> SHORT EXERCISE
Write the records out again exactly, leaving no images in.

> DATA ROWS
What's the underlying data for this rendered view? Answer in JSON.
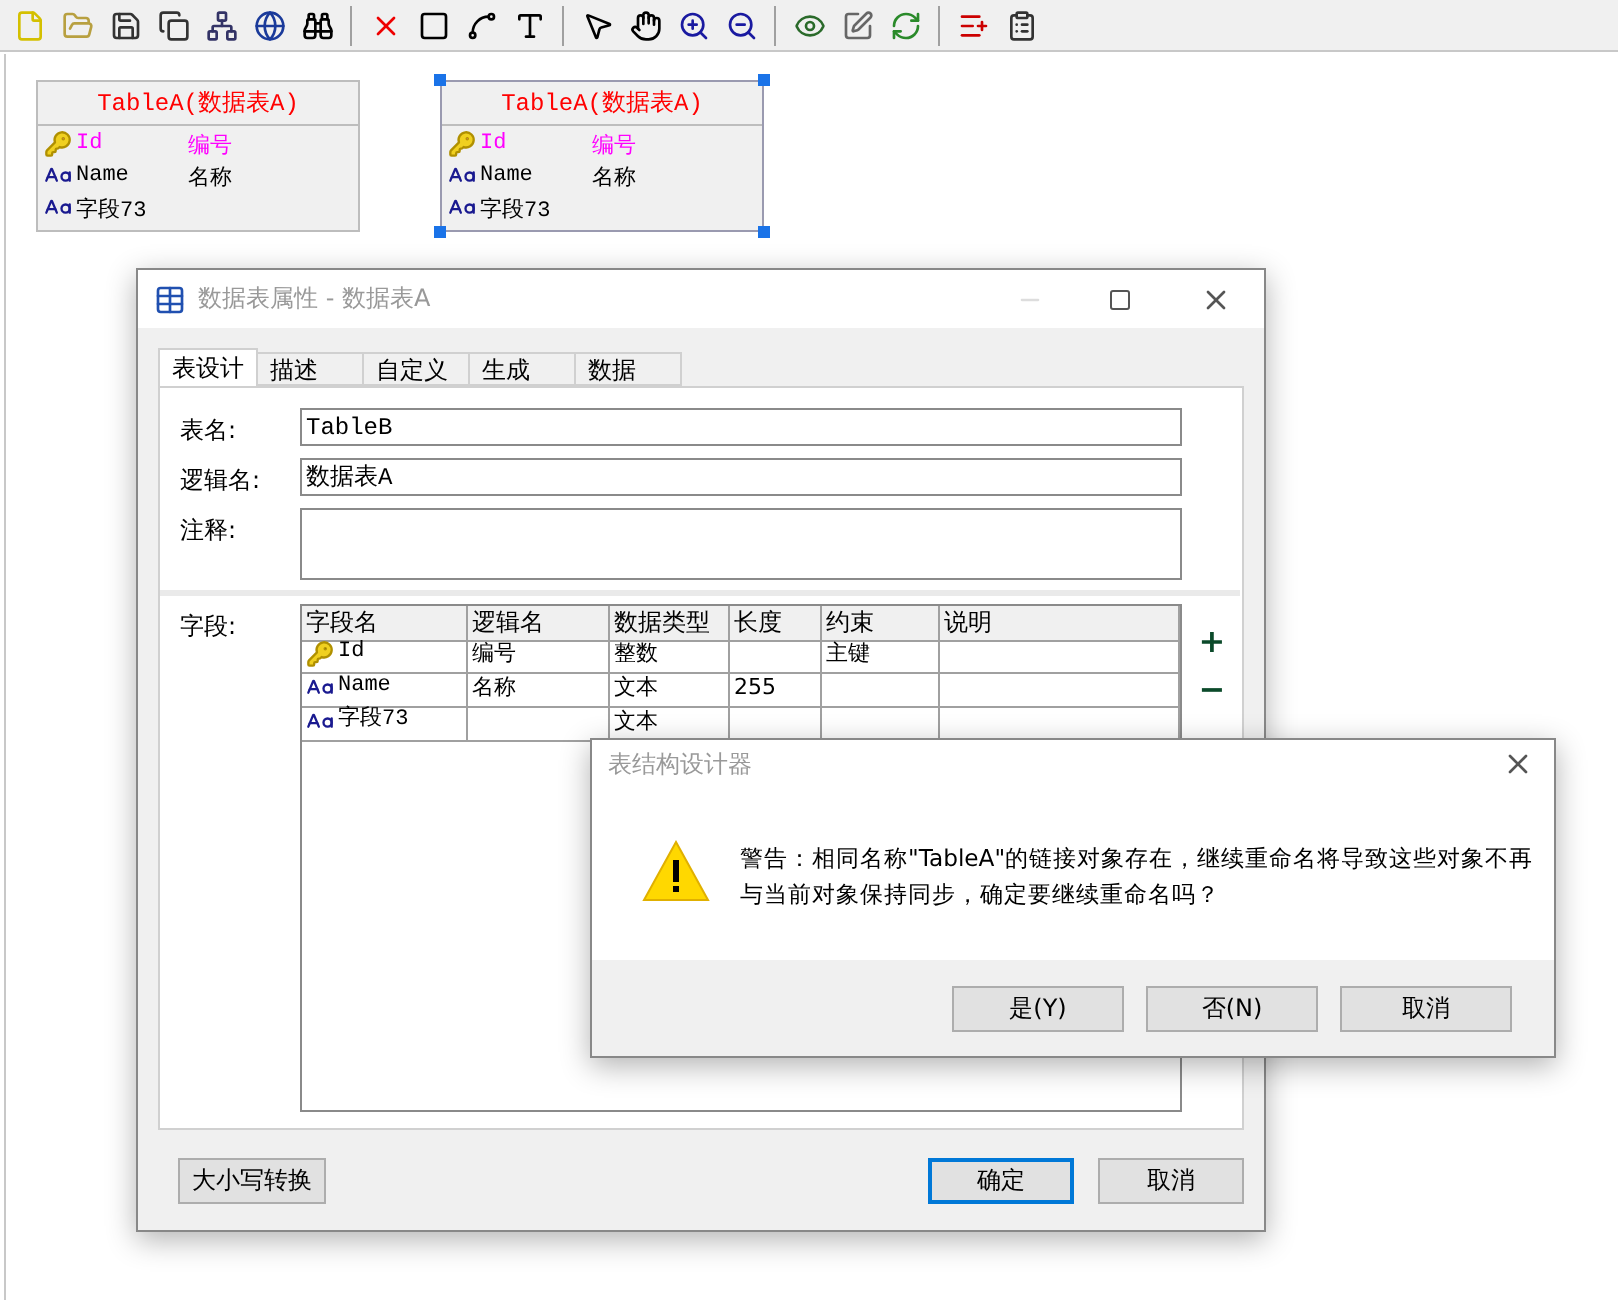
{
  "canvas": {
    "entities": [
      {
        "title": "TableA(数据表A)",
        "selected": false,
        "fields": [
          {
            "kind": "key",
            "name": "Id",
            "logical": "编号"
          },
          {
            "kind": "text",
            "name": "Name",
            "logical": "名称"
          },
          {
            "kind": "text",
            "name": "字段73"
          }
        ]
      },
      {
        "title": "TableA(数据表A)",
        "selected": true,
        "fields": [
          {
            "kind": "key",
            "name": "Id",
            "logical": "编号"
          },
          {
            "kind": "text",
            "name": "Name",
            "logical": "名称"
          },
          {
            "kind": "text",
            "name": "字段73"
          }
        ]
      }
    ]
  },
  "dialog": {
    "title": "数据表属性 - 数据表A",
    "tabs": [
      {
        "label": "表设计",
        "selected": true
      },
      {
        "label": "描述",
        "selected": false
      },
      {
        "label": "自定义",
        "selected": false
      },
      {
        "label": "生成",
        "selected": false
      },
      {
        "label": "数据",
        "selected": false
      }
    ],
    "table_name_label": "表名:",
    "table_name": "TableB",
    "logical_name_label": "逻辑名:",
    "logical_name": "数据表A",
    "comment_label": "注释:",
    "fields_label": "字段:",
    "grid": {
      "columns": [
        "字段名",
        "逻辑名",
        "数据类型",
        "长度",
        "约束",
        "说明"
      ],
      "rows": [
        {
          "kind": "key",
          "name": "Id",
          "logical": "编号",
          "type": "整数",
          "constraint": "主键"
        },
        {
          "kind": "text",
          "name": "Name",
          "logical": "名称",
          "type": "文本",
          "length": "255"
        },
        {
          "kind": "text",
          "name": "字段73",
          "type": "文本"
        }
      ]
    },
    "add_button": "+",
    "remove_button": "−",
    "buttons": [
      {
        "label": "大小写转换",
        "focused": false
      },
      {
        "label": "确定",
        "focused": true
      },
      {
        "label": "取消",
        "focused": false
      }
    ]
  },
  "message": {
    "title": "表结构设计器",
    "text": "警告：相同名称\"TableA\"的链接对象存在，继续重命名将导致这些对象不再与当前对象保持同步，确定要继续重命名吗？",
    "buttons": [
      {
        "label": "是(Y)"
      },
      {
        "label": "否(N)"
      },
      {
        "label": "取消"
      }
    ]
  }
}
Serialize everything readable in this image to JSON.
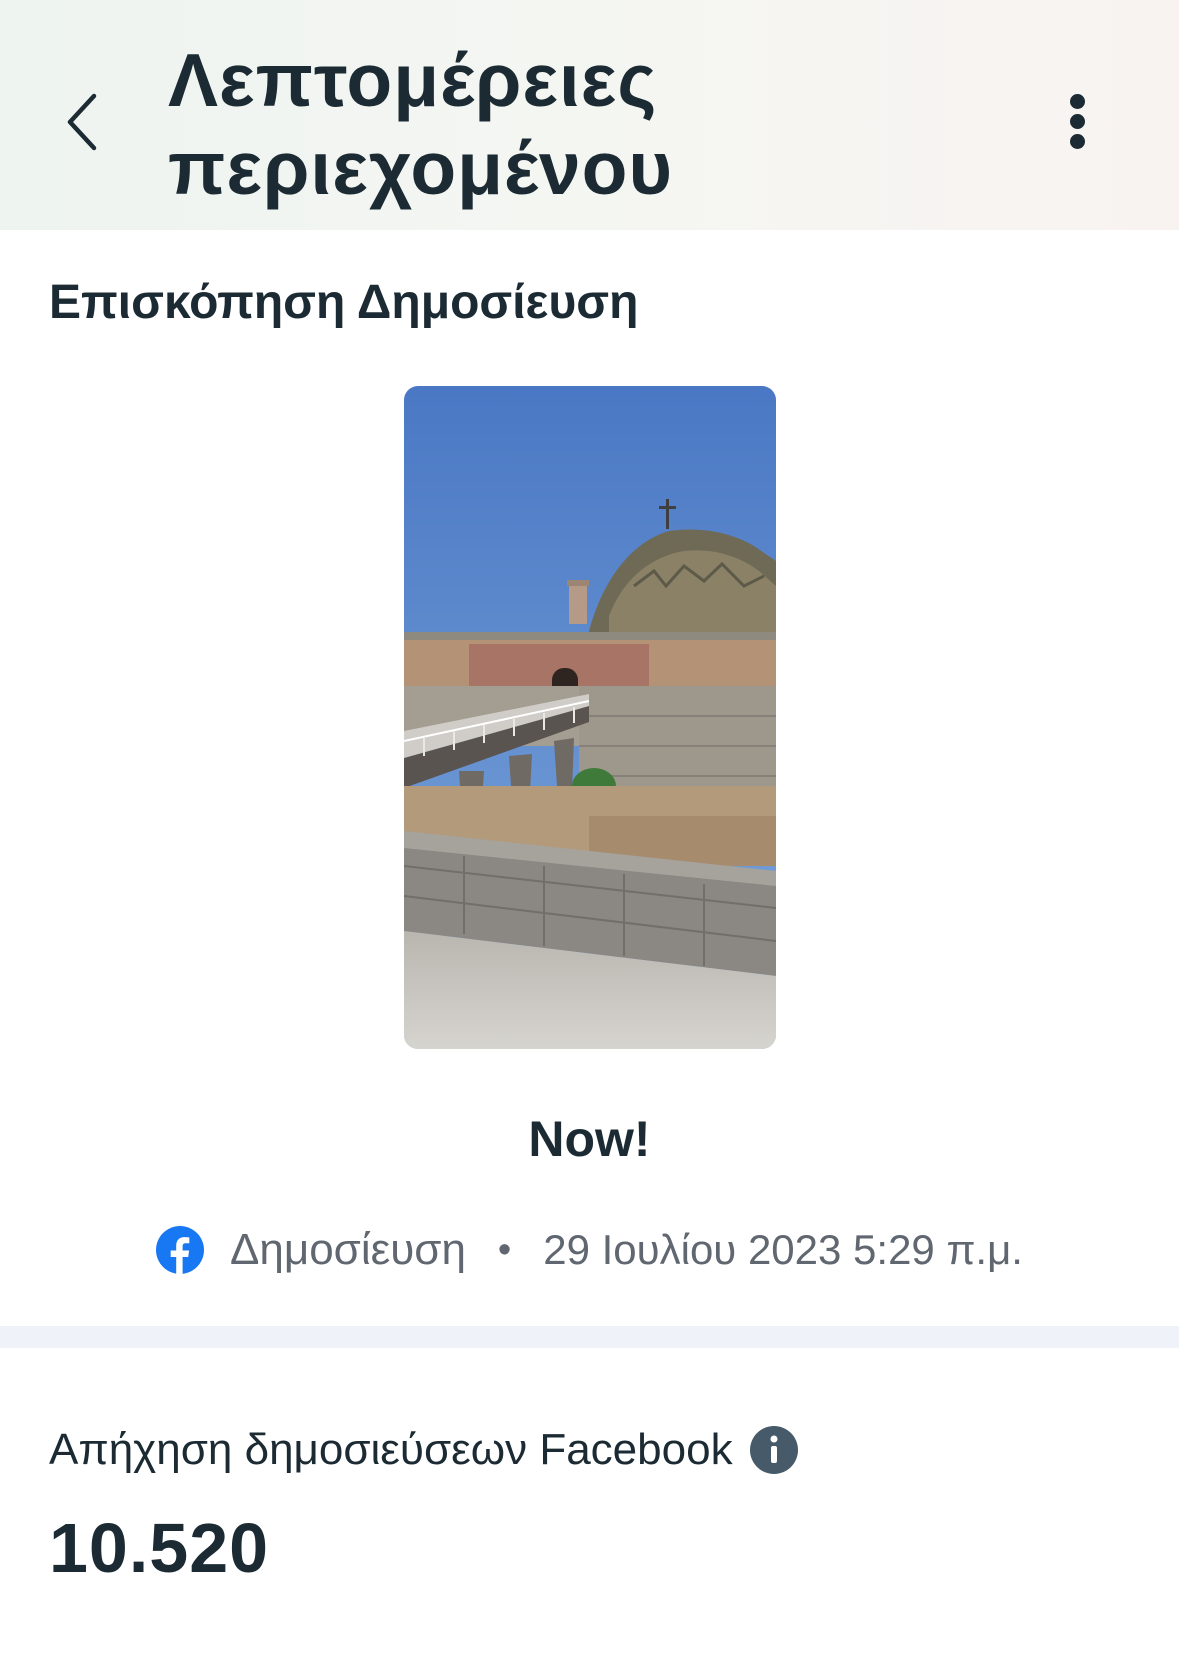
{
  "header": {
    "title": "Λεπτομέρειες περιεχομένου",
    "back_icon": "chevron-left-icon",
    "more_icon": "more-vertical-icon"
  },
  "preview": {
    "heading": "Επισκόπηση Δημοσίευση",
    "caption": "Now!",
    "platform_icon": "facebook-icon",
    "type": "Δημοσίευση",
    "separator": "•",
    "date": "29 Ιουλίου 2023 5:29 π.μ."
  },
  "metric": {
    "label": "Απήχηση δημοσιεύσεων Facebook",
    "info_icon": "info-icon",
    "value": "10.520"
  },
  "colors": {
    "text_primary": "#1c2b33",
    "text_secondary": "#606770",
    "facebook_blue": "#1877f2",
    "divider": "#eff2f8"
  }
}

> FINISHED ANSWER
What's the underlying data for this rendered view? Answer in JSON.
{
  "canvas": {
    "entities": [
      {
        "title": "TableA(数据表A)",
        "selected": false,
        "fields": [
          {
            "kind": "key",
            "name": "Id",
            "logical": "编号"
          },
          {
            "kind": "text",
            "name": "Name",
            "logical": "名称"
          },
          {
            "kind": "text",
            "name": "字段73"
          }
        ]
      },
      {
        "title": "TableA(数据表A)",
        "selected": true,
        "fields": [
          {
            "kind": "key",
            "name": "Id",
            "logical": "编号"
          },
          {
            "kind": "text",
            "name": "Name",
            "logical": "名称"
          },
          {
            "kind": "text",
            "name": "字段73"
          }
        ]
      }
    ]
  },
  "dialog": {
    "title": "数据表属性 - 数据表A",
    "tabs": [
      {
        "label": "表设计",
        "selected": true
      },
      {
        "label": "描述",
        "selected": false
      },
      {
        "label": "自定义",
        "selected": false
      },
      {
        "label": "生成",
        "selected": false
      },
      {
        "label": "数据",
        "selected": false
      }
    ],
    "table_name_label": "表名:",
    "table_name": "TableB",
    "logical_name_label": "逻辑名:",
    "logical_name": "数据表A",
    "comment_label": "注释:",
    "fields_label": "字段:",
    "grid": {
      "columns": [
        "字段名",
        "逻辑名",
        "数据类型",
        "长度",
        "约束",
        "说明"
      ],
      "rows": [
        {
          "kind": "key",
          "name": "Id",
          "logical": "编号",
          "type": "整数",
          "constraint": "主键"
        },
        {
          "kind": "text",
          "name": "Name",
          "logical": "名称",
          "type": "文本",
          "length": "255"
        },
        {
          "kind": "text",
          "name": "字段73",
          "type": "文本"
        }
      ]
    },
    "add_button": "+",
    "remove_button": "−",
    "buttons": [
      {
        "label": "大小写转换",
        "focused": false
      },
      {
        "label": "确定",
        "focused": true
      },
      {
        "label": "取消",
        "focused": false
      }
    ]
  },
  "message": {
    "title": "表结构设计器",
    "text": "警告：相同名称\"TableA\"的链接对象存在，继续重命名将导致这些对象不再与当前对象保持同步，确定要继续重命名吗？",
    "buttons": [
      {
        "label": "是(Y)"
      },
      {
        "label": "否(N)"
      },
      {
        "label": "取消"
      }
    ]
  }
}
Serialize everything readable in this image to JSON.
{
  "header": {
    "title": "Λεπτομέρειες περιεχομένου",
    "back_icon": "chevron-left-icon",
    "more_icon": "more-vertical-icon"
  },
  "preview": {
    "heading": "Επισκόπηση Δημοσίευση",
    "caption": "Now!",
    "platform_icon": "facebook-icon",
    "type": "Δημοσίευση",
    "separator": "•",
    "date": "29 Ιουλίου 2023 5:29 π.μ."
  },
  "metric": {
    "label": "Απήχηση δημοσιεύσεων Facebook",
    "info_icon": "info-icon",
    "value": "10.520"
  },
  "colors": {
    "text_primary": "#1c2b33",
    "text_secondary": "#606770",
    "facebook_blue": "#1877f2",
    "divider": "#eff2f8"
  }
}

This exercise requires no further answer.